_Record excerpts_:
○ ○ ○

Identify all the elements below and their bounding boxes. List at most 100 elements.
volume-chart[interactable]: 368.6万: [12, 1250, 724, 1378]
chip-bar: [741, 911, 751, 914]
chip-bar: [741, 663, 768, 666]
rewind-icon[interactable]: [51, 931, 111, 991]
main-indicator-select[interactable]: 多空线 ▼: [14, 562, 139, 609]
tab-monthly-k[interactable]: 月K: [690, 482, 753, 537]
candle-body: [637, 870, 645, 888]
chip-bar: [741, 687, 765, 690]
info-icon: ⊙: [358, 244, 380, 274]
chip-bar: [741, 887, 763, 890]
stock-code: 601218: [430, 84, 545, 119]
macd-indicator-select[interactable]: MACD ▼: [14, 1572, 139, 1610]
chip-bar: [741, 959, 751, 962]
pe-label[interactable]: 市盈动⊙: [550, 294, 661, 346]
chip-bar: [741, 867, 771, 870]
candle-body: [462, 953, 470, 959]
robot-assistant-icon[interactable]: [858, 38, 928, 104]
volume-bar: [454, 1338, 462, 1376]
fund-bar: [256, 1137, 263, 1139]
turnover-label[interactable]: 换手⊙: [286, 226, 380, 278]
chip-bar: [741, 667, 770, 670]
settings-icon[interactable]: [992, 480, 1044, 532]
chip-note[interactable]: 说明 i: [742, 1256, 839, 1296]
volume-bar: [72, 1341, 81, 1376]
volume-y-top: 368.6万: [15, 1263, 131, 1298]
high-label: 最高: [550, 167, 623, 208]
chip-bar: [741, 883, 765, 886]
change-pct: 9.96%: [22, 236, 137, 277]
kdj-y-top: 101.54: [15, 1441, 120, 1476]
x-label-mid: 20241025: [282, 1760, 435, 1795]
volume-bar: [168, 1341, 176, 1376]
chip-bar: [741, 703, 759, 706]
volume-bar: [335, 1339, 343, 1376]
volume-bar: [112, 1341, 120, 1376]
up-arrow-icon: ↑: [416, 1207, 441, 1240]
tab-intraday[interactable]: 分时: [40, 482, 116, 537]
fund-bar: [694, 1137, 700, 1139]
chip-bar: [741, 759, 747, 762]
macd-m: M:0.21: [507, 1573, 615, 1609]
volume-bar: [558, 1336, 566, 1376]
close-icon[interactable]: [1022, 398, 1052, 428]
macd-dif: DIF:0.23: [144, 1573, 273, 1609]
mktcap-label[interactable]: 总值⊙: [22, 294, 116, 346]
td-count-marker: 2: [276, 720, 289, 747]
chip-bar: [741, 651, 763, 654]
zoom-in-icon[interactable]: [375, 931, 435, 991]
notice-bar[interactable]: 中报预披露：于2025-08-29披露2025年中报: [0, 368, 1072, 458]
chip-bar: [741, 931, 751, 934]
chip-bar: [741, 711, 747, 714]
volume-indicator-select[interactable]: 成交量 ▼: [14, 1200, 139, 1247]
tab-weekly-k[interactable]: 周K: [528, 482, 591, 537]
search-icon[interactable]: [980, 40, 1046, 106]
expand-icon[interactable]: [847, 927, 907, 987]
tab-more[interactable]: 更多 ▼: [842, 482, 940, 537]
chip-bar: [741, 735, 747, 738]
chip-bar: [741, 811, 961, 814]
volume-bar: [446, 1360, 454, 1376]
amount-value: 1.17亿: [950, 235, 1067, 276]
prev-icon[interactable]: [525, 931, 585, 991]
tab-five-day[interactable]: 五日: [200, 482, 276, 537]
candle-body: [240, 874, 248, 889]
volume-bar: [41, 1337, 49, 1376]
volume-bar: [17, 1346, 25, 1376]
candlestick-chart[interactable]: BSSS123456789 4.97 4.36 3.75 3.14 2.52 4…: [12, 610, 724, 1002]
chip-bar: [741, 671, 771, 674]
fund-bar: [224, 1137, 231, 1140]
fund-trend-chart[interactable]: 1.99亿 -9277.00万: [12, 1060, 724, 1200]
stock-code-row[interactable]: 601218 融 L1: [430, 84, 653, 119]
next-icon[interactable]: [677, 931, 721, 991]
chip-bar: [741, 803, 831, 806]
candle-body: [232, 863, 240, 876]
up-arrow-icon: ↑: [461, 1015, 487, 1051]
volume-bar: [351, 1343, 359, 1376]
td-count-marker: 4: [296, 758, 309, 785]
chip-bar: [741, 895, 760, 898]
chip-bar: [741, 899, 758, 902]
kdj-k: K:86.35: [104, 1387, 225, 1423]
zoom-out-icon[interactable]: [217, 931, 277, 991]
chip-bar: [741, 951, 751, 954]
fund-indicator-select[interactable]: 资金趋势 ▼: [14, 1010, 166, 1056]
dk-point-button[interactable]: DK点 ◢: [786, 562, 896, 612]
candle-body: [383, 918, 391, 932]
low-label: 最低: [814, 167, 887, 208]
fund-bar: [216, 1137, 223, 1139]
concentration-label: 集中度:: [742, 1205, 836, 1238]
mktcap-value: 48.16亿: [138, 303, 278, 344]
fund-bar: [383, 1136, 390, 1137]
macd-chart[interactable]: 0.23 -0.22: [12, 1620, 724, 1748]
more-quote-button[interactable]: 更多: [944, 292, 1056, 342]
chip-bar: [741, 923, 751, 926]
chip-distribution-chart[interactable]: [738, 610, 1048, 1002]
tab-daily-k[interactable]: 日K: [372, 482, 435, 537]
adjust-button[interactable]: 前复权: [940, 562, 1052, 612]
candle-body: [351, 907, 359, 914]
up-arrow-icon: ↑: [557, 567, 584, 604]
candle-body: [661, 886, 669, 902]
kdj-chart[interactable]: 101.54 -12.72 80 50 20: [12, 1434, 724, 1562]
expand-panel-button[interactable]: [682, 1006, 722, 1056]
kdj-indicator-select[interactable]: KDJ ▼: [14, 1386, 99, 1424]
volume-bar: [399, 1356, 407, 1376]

○ ○ ○

_The request_: Please report each line of the entries above that contains the string "stock", treating uppercase and lowercase as different.

_Full solution_:
stock-code: 601218: [430, 84, 545, 119]
stock-code-row[interactable]: 601218 融 L1: [430, 84, 653, 119]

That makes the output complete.